= THE REQUEST =
Does each of these statements agree with the forum post on slow dask dataframe computes? Answer yes or no for each, and quote the deciding words of the post. 1. The poster connected to a client before running the computations. 2. With about 7 million rows in 1 partition, the dask wall time was 4min 52s. 3. The same operations in Pandas on about 7 million rows took a wall time of 402 µs.

= QUOTED PASSAGE =

What is the reason that dask dataframe takes long time to compute regardless of the size of dataframe and number of partitions. How to avoid this from happening ? What is the reason behind it?
Problem -
I’m currently working on AWS Sagemaker with ml.c5.2xlarge instance type and the data is in S3 bucket. I did not connect to client as I was not able to. I’m getting this error when I ran the client through local cluster → AttributeError: MaterializedLayer’ object has no attribute ‘pack_annotations’
So, I proceeded without connecting with anything specific, there by it is now on Default. (Cluster, Workers: 4, Cores: 8,Memory: 16.22 GB )
shape = df.shape
nrows = shape[0].compute()
print("nrows",nrows)
print(df.npartitions)
I tried to perform compute on 24700000 records (~27M), with 23 partitions and the time taken to execute is CPU times: user 4min 48s, sys: 12.9 s, total: 5min 1s Wall time: 4min 46s
For nrows 5120000 (~5M), with 23 partitions, and the time taken to execute is CPU times: user 4min 50s, sys: 12 s, total: 5min 2s Wall time: 4min 46s
For nrows 7697351 (~7M) with 1 partition, The time taken is CPU times: user 5min 4s, sys: 10.6 s, total: 5min 14s Wall time: 4min 52s
I performed the same operations in Pandas with 7690000 (~7M) and the time take to execute is CPU times: user 502 µs, sys: 0 ns, total: 502 µs Wall time: 402 µs
I’m just trying to find the shape of the data, But in Dask regardless of the type of operation the dask is taking same time to perform one compute operation.
May I know what is the reason behind this and what do I

= EXCERPTED DATA =
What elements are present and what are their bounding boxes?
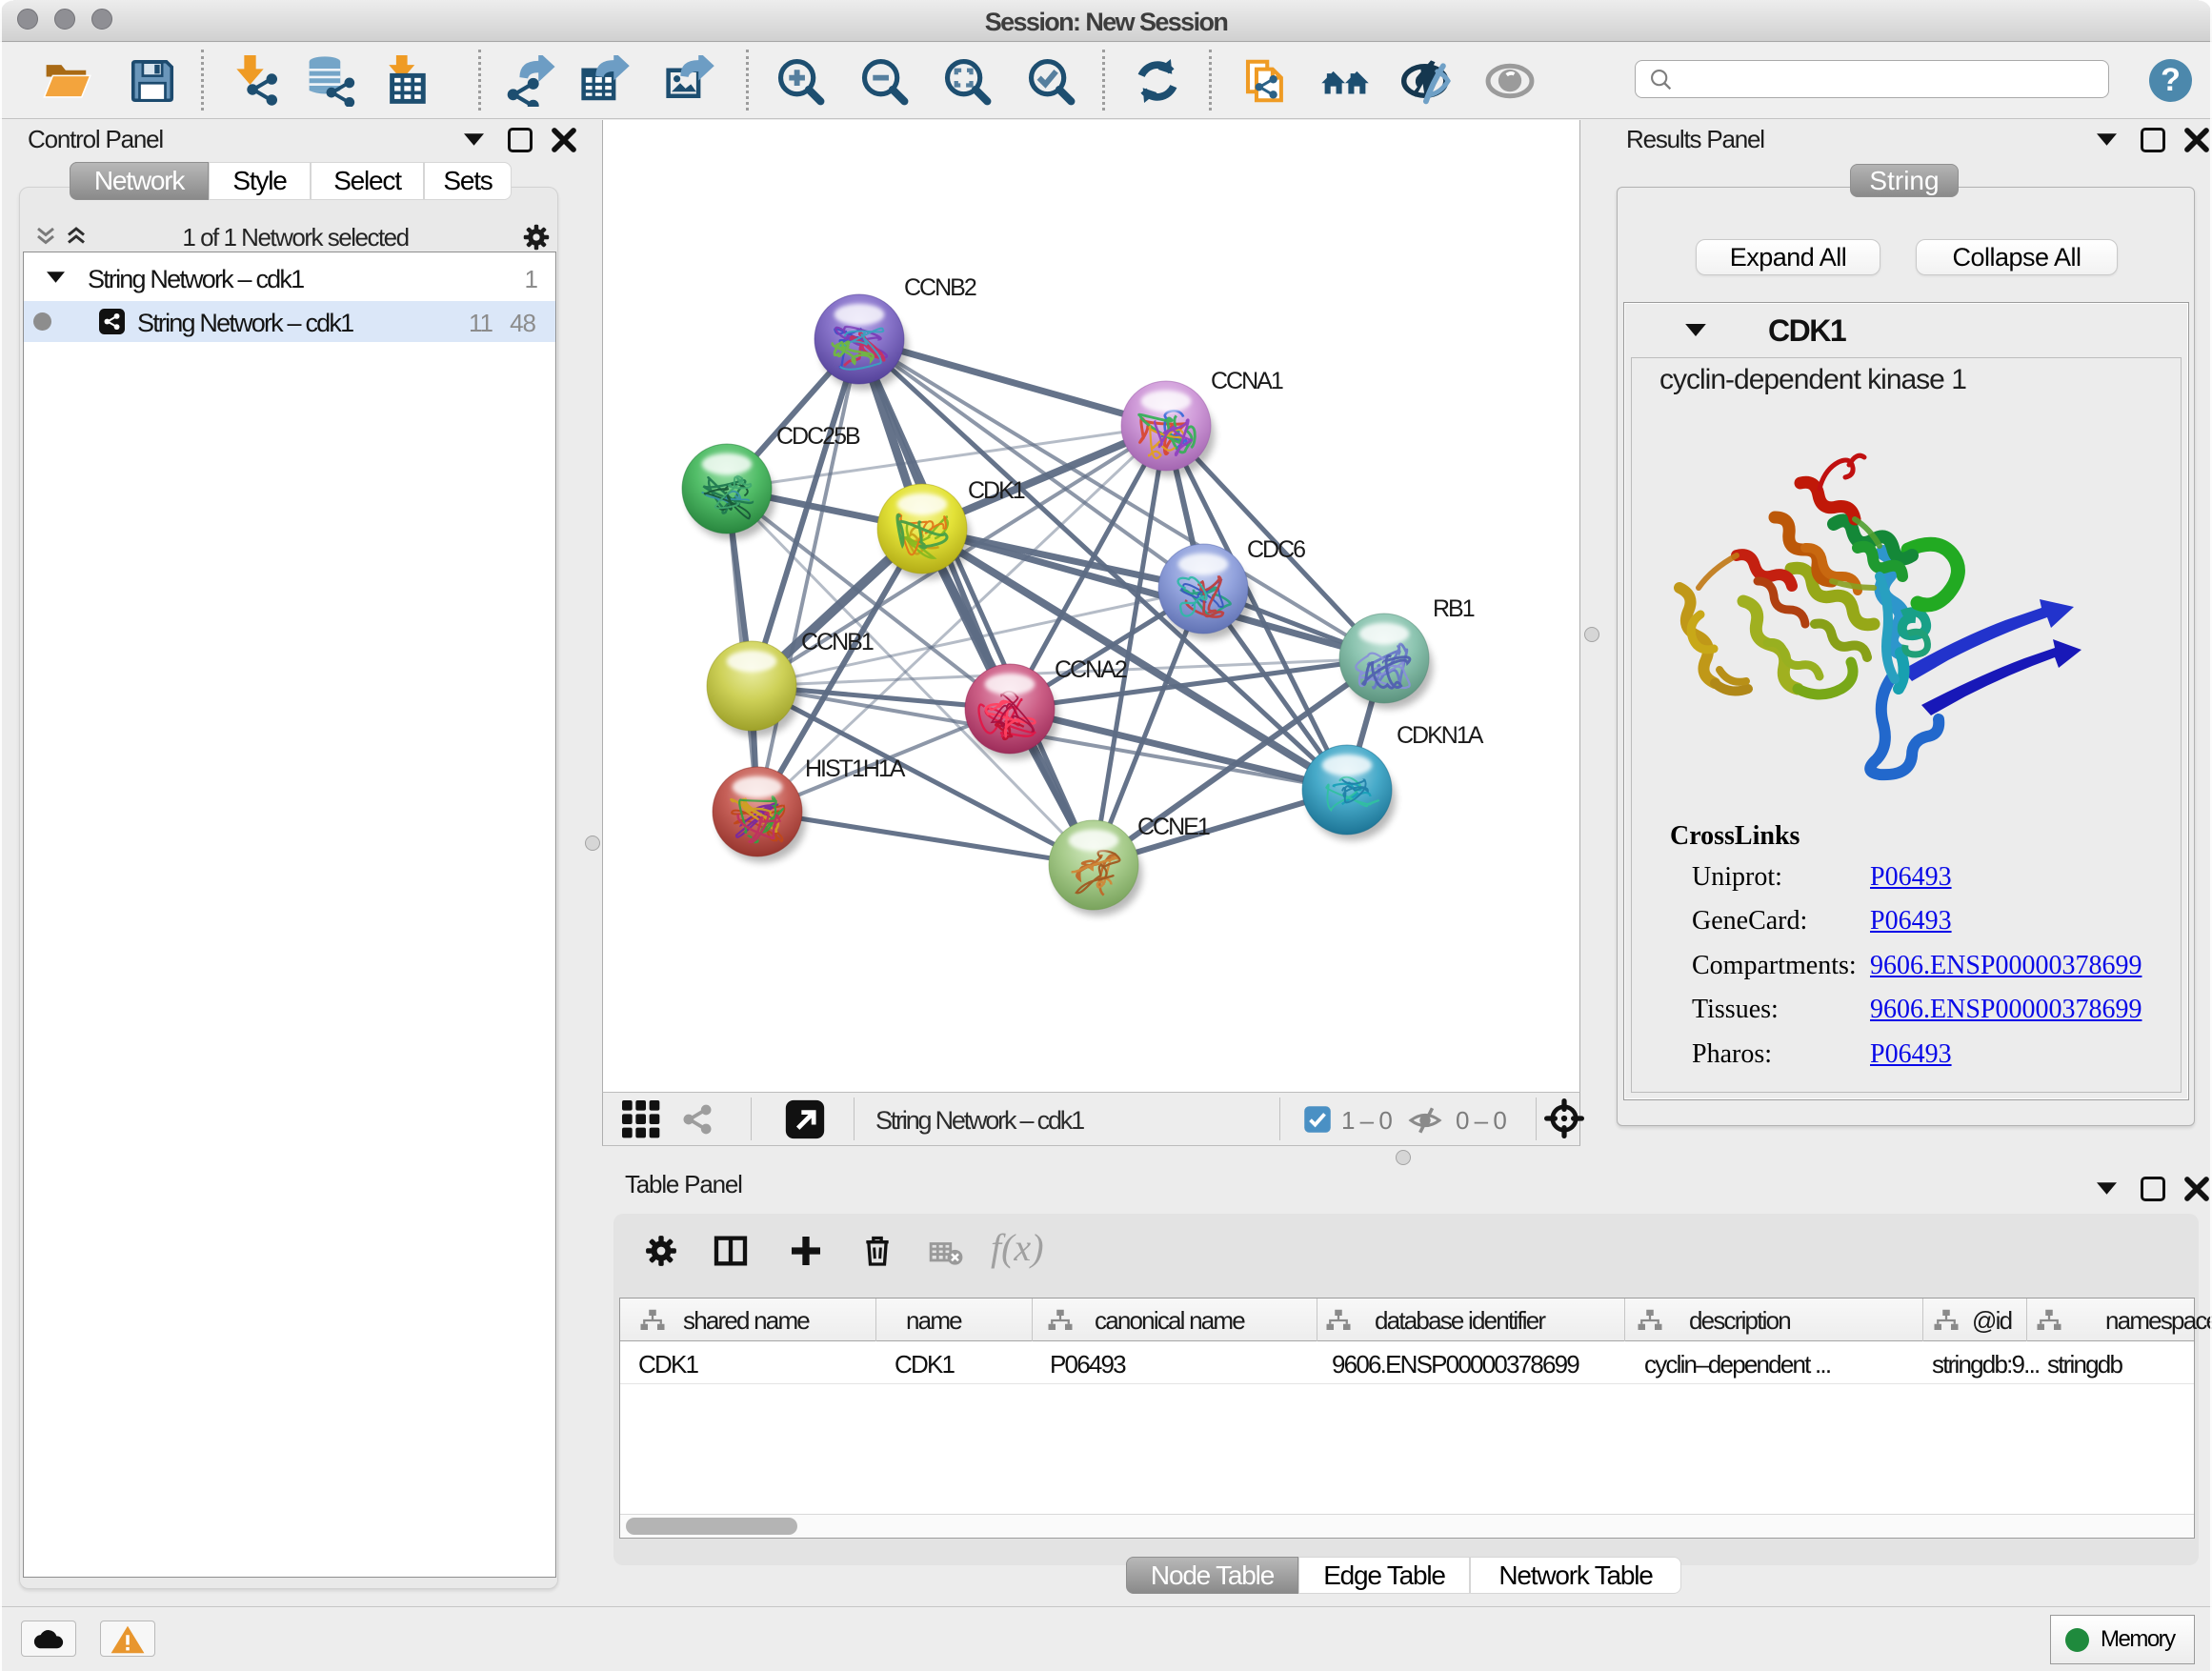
svg-text:CDKN1A: CDKN1A <box>1397 722 1484 749</box>
svg-text:CDC25B: CDC25B <box>776 423 860 450</box>
svg-text:CCNA1: CCNA1 <box>1211 368 1283 394</box>
svg-text:CCNE1: CCNE1 <box>1137 814 1210 840</box>
svg-text:CCNB2: CCNB2 <box>904 274 976 301</box>
svg-text:CDK1: CDK1 <box>968 477 1025 504</box>
svg-text:CDC6: CDC6 <box>1247 536 1305 563</box>
svg-text:CCNA2: CCNA2 <box>1055 656 1127 683</box>
svg-text:RB1: RB1 <box>1433 595 1475 622</box>
svg-text:HIST1H1A: HIST1H1A <box>805 755 906 782</box>
svg-text:CCNB1: CCNB1 <box>801 629 874 655</box>
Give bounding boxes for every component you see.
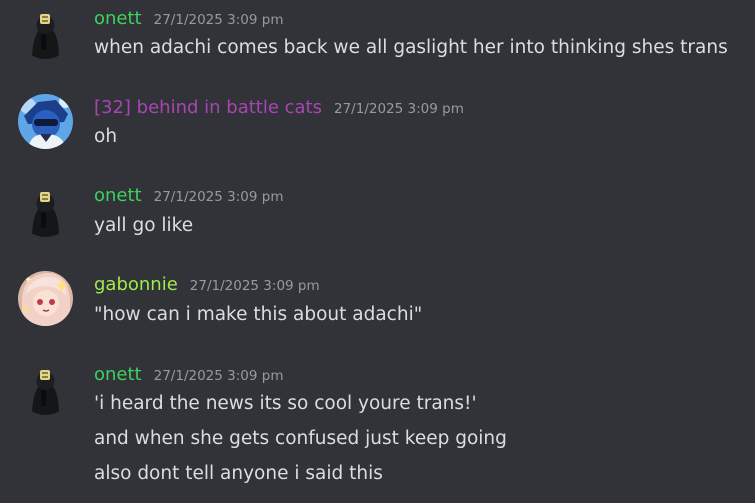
dark-figure-icon: [18, 360, 73, 415]
chat-message: onett 27/1/2025 3:09 pm yall go like: [0, 176, 755, 256]
timestamp[interactable]: 27/1/2025 3:09 pm: [154, 12, 284, 28]
avatar-battle-cats[interactable]: [18, 94, 73, 149]
dark-figure-icon: [18, 4, 73, 59]
chat-message: gabonnie 27/1/2025 3:09 pm "how can i ma…: [0, 264, 755, 344]
timestamp[interactable]: 27/1/2025 3:09 pm: [190, 278, 320, 294]
chat-message: onett 27/1/2025 3:09 pm 'i heard the new…: [0, 354, 755, 503]
avatar-gabonnie[interactable]: [18, 271, 73, 326]
timestamp[interactable]: 27/1/2025 3:09 pm: [334, 101, 464, 117]
timestamp[interactable]: 27/1/2025 3:09 pm: [154, 189, 284, 205]
avatar-onett[interactable]: [18, 4, 73, 59]
message-text: oh: [94, 126, 118, 147]
message-text: when adachi comes back we all gaslight h…: [94, 37, 728, 58]
username[interactable]: onett: [94, 185, 142, 206]
avatar-onett[interactable]: [18, 360, 73, 415]
username[interactable]: onett: [94, 364, 142, 385]
timestamp[interactable]: 27/1/2025 3:09 pm: [154, 368, 284, 384]
username[interactable]: [32] behind in battle cats: [94, 97, 322, 118]
message-text: "how can i make this about adachi": [94, 304, 423, 325]
anime-girl-icon: [18, 271, 73, 326]
chat-message: [32] behind in battle cats 27/1/2025 3:0…: [0, 88, 755, 168]
blue-character-icon: [18, 94, 73, 149]
username[interactable]: onett: [94, 8, 142, 29]
username[interactable]: gabonnie: [94, 274, 178, 295]
message-text: also dont tell anyone i said this: [94, 463, 383, 484]
dark-figure-icon: [18, 182, 73, 237]
message-text: 'i heard the news its so cool youre tran…: [94, 393, 477, 414]
avatar-onett[interactable]: [18, 182, 73, 237]
chat-message: onett 27/1/2025 3:09 pm when adachi come…: [0, 0, 755, 80]
message-text: and when she gets confused just keep goi…: [94, 428, 507, 449]
chat-message-list: onett 27/1/2025 3:09 pm when adachi come…: [0, 0, 755, 503]
message-text: yall go like: [94, 215, 194, 236]
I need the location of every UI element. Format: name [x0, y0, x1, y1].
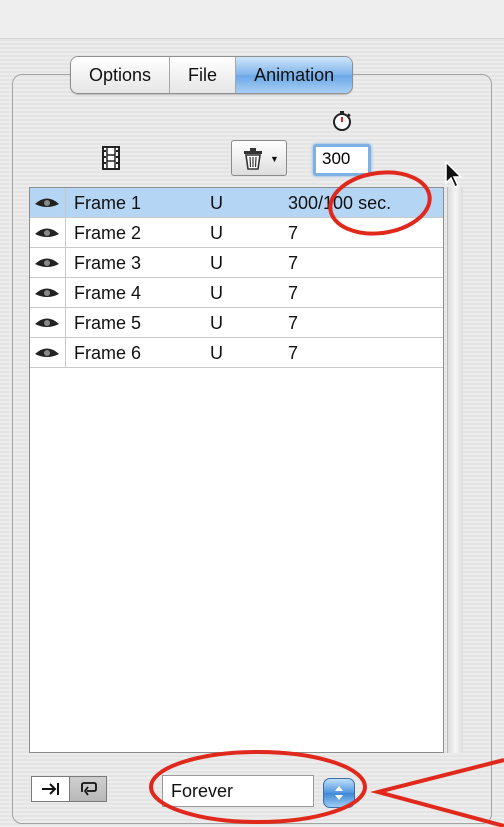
play-once-button[interactable] — [32, 777, 69, 801]
frame-delay-field[interactable] — [313, 144, 371, 176]
frame-name: Frame 5 — [74, 313, 142, 333]
tab-bar: Options File Animation — [70, 56, 354, 94]
eye-icon — [35, 198, 59, 207]
loop-icon — [80, 782, 97, 796]
tab-file[interactable]: File — [170, 57, 237, 93]
chevron-down-icon: ▼ — [270, 154, 279, 164]
frame-disposal: U — [210, 253, 223, 273]
frame-disposal: U — [210, 313, 223, 333]
frame-row[interactable]: Frame 6 U 7 — [30, 338, 443, 368]
eye-icon — [35, 258, 59, 267]
frame-disposal: U — [210, 343, 223, 363]
frame-delay: 7 — [288, 223, 299, 243]
frame-name: Frame 4 — [74, 283, 142, 303]
loop-count-stepper[interactable] — [323, 778, 355, 808]
visibility-toggle[interactable] — [30, 188, 66, 217]
frame-name: Frame 2 — [74, 223, 142, 243]
frame-name: Frame 1 — [74, 193, 142, 213]
eye-icon — [35, 228, 59, 237]
timer-icon — [333, 111, 351, 131]
frame-row[interactable]: Frame 2 U 7 — [30, 218, 443, 248]
frame-row[interactable]: Frame 1 U 300/100 sec. — [30, 188, 443, 218]
delete-frame-button[interactable]: ▼ — [231, 140, 287, 176]
frame-row[interactable]: Frame 4 U 7 — [30, 278, 443, 308]
eye-icon — [35, 348, 59, 357]
frame-delay: 7 — [288, 283, 299, 303]
eye-icon — [35, 318, 59, 327]
play-once-icon — [42, 783, 59, 795]
loop-button[interactable] — [68, 777, 106, 801]
window-top-bar — [0, 0, 504, 39]
frame-disposal: U — [210, 283, 223, 303]
visibility-toggle[interactable] — [30, 308, 66, 337]
frame-row[interactable]: Frame 5 U 7 — [30, 308, 443, 338]
frame-delay-input[interactable] — [316, 147, 368, 171]
loop-mode-buttons — [31, 776, 107, 802]
frame-name: Frame 6 — [74, 343, 142, 363]
eye-icon — [35, 288, 59, 297]
visibility-toggle[interactable] — [30, 218, 66, 247]
frame-delay: 300/100 sec. — [288, 193, 392, 213]
tab-animation[interactable]: Animation — [236, 57, 353, 93]
tab-options[interactable]: Options — [71, 57, 171, 93]
loop-count-select[interactable]: Forever — [162, 775, 314, 807]
frame-name: Frame 3 — [74, 253, 142, 273]
frame-list-scrollbar[interactable] — [447, 187, 463, 753]
frame-disposal: U — [210, 223, 223, 243]
visibility-toggle[interactable] — [30, 338, 66, 367]
frame-delay: 7 — [288, 253, 299, 273]
trash-icon — [244, 148, 262, 170]
visibility-toggle[interactable] — [30, 278, 66, 307]
up-down-arrows-icon — [335, 786, 343, 800]
frame-delay: 7 — [288, 313, 299, 333]
frame-delay: 7 — [288, 343, 299, 363]
visibility-toggle[interactable] — [30, 248, 66, 277]
frame-row[interactable]: Frame 3 U 7 — [30, 248, 443, 278]
film-strip-icon[interactable] — [97, 144, 125, 172]
frame-disposal: U — [210, 193, 223, 213]
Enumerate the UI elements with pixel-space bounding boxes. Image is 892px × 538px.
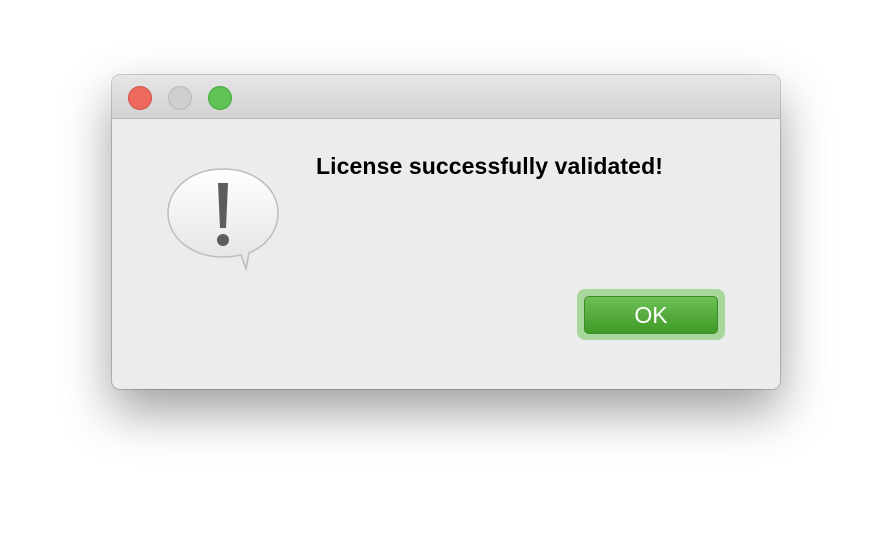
alert-dialog-window: License successfully validated! OK: [112, 75, 780, 389]
exclamation-speech-bubble-icon: [167, 168, 279, 272]
close-window-button[interactable]: [128, 86, 152, 110]
dialog-content: License successfully validated! OK: [112, 119, 780, 389]
zoom-window-button[interactable]: [208, 86, 232, 110]
title-bar[interactable]: [112, 75, 780, 119]
dialog-message: License successfully validated!: [316, 153, 663, 179]
ok-button[interactable]: OK: [584, 296, 718, 334]
minimize-window-button[interactable]: [168, 86, 192, 110]
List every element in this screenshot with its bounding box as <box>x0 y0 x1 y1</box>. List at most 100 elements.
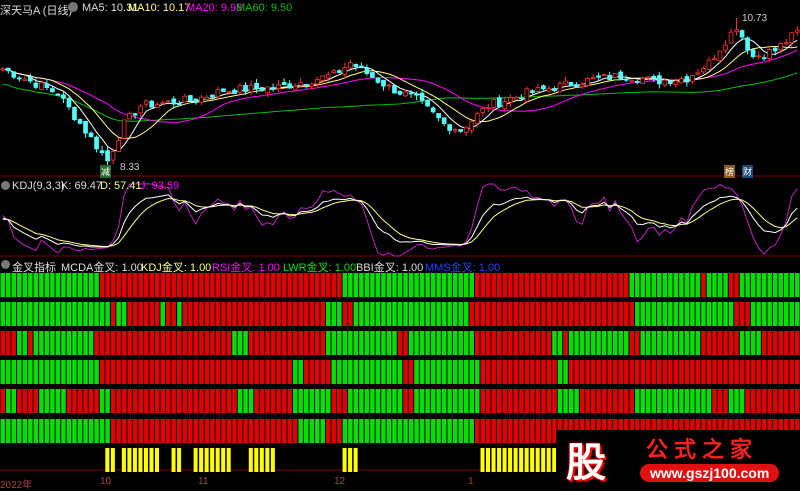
cross-cell <box>11 331 17 355</box>
cross-dropdown-icon[interactable] <box>1 260 10 269</box>
billboard-tag[interactable]: 榜 <box>724 165 736 178</box>
cross-cell <box>215 360 221 384</box>
cross-cell <box>673 360 679 384</box>
cross-cell <box>88 360 94 384</box>
cross-cell <box>623 273 629 297</box>
cross-cell <box>469 331 474 355</box>
signal-bar <box>513 448 518 472</box>
cross-cell <box>530 419 535 443</box>
cross-cell <box>331 331 337 355</box>
cross-cell <box>447 302 452 326</box>
cross-cell <box>463 360 469 384</box>
cross-cell <box>513 360 519 384</box>
candle <box>712 58 717 61</box>
finance-tag[interactable]: 财 <box>742 165 754 178</box>
cross-cell <box>397 360 403 384</box>
cross-cell <box>154 360 160 384</box>
cross-cell <box>303 331 309 355</box>
cross-cell <box>419 360 425 384</box>
signal-bar <box>497 448 502 472</box>
cross-cell <box>463 389 469 413</box>
cross-cell <box>524 389 530 413</box>
cross-cell <box>497 360 502 384</box>
kdj-dropdown-icon[interactable] <box>1 181 10 190</box>
cross-cell <box>44 273 50 297</box>
cross-cell <box>585 273 590 297</box>
cross-cell <box>210 389 215 413</box>
candle <box>557 82 563 93</box>
candle <box>127 113 132 120</box>
cross-cell <box>127 331 132 355</box>
cross-cell <box>789 331 794 355</box>
logo-char: 股 <box>566 441 606 485</box>
cross-cell <box>28 389 33 413</box>
candle <box>656 75 662 85</box>
cross-cell <box>83 273 88 297</box>
cross-cell <box>121 360 127 384</box>
cross-cell <box>375 360 381 384</box>
cross-cell <box>215 302 221 326</box>
cross-cell <box>745 389 750 413</box>
candle <box>232 89 237 94</box>
cross-cell <box>419 419 425 443</box>
dropdown-icon[interactable] <box>68 2 78 12</box>
cross-cell <box>508 273 513 297</box>
signal-bar <box>480 448 485 472</box>
candle <box>651 75 657 79</box>
cross-cell <box>519 302 524 326</box>
signal-bar <box>121 448 126 472</box>
cross-cell <box>149 273 154 297</box>
cross-cell <box>348 273 353 297</box>
cross-cell <box>254 273 259 297</box>
cross-cell <box>61 302 66 326</box>
candle <box>480 107 486 113</box>
candle <box>44 83 50 89</box>
cross-cell <box>668 389 673 413</box>
cross-cell <box>381 273 386 297</box>
cross-cell <box>767 302 772 326</box>
ma60-value: MA60: 9.50 <box>236 2 293 14</box>
cross-cell <box>177 389 182 413</box>
candle <box>552 88 557 92</box>
cross-cell <box>149 331 154 355</box>
cross-cell <box>331 389 337 413</box>
cross-cell <box>447 331 452 355</box>
cross-cell <box>281 273 287 297</box>
reduce-tag[interactable]: 减 <box>100 165 112 178</box>
cross-cell <box>33 419 39 443</box>
cross-cell <box>287 419 292 443</box>
cross-cell <box>287 331 292 355</box>
cross-cell <box>39 331 44 355</box>
cross-cell <box>138 389 143 413</box>
signal-bar <box>535 448 540 472</box>
cross-cell <box>546 331 552 355</box>
cross-cell <box>61 389 66 413</box>
cross-cell <box>480 389 486 413</box>
cross-cell <box>480 302 486 326</box>
cross-cell <box>287 273 292 297</box>
cross-cell <box>105 360 110 384</box>
cross-cell <box>0 419 6 443</box>
cross-cell <box>701 302 706 326</box>
cross-cell <box>783 302 789 326</box>
signal-bar <box>127 448 132 472</box>
cross-cell <box>452 273 458 297</box>
cross-cell <box>590 389 596 413</box>
candle <box>447 124 452 131</box>
cross-cell <box>607 389 612 413</box>
cross-cell <box>513 419 519 443</box>
candle <box>414 93 419 96</box>
cross-cell <box>419 331 425 355</box>
cross-cell <box>386 302 392 326</box>
cross-cell <box>215 419 221 443</box>
cross-cell <box>204 273 210 297</box>
cross-cell <box>772 389 778 413</box>
cross-cell <box>320 273 326 297</box>
cross-cell <box>28 302 33 326</box>
cross-cell <box>375 302 381 326</box>
cross-cell <box>66 389 72 413</box>
cross-cell <box>778 360 783 384</box>
candle <box>5 67 11 72</box>
candle <box>309 83 315 87</box>
cross-cell <box>154 302 160 326</box>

= RIGHT ANSWER =
1. No: "I did not connect to client as I was not able to."
2. Yes: "For nrows 7697351 (~7M) with 1 partition" … "Wall time: 4min 52s"
3. Yes: "I performed the same operations in Pandas with 7690000 (~7M)" … "Wall time: 402 µs"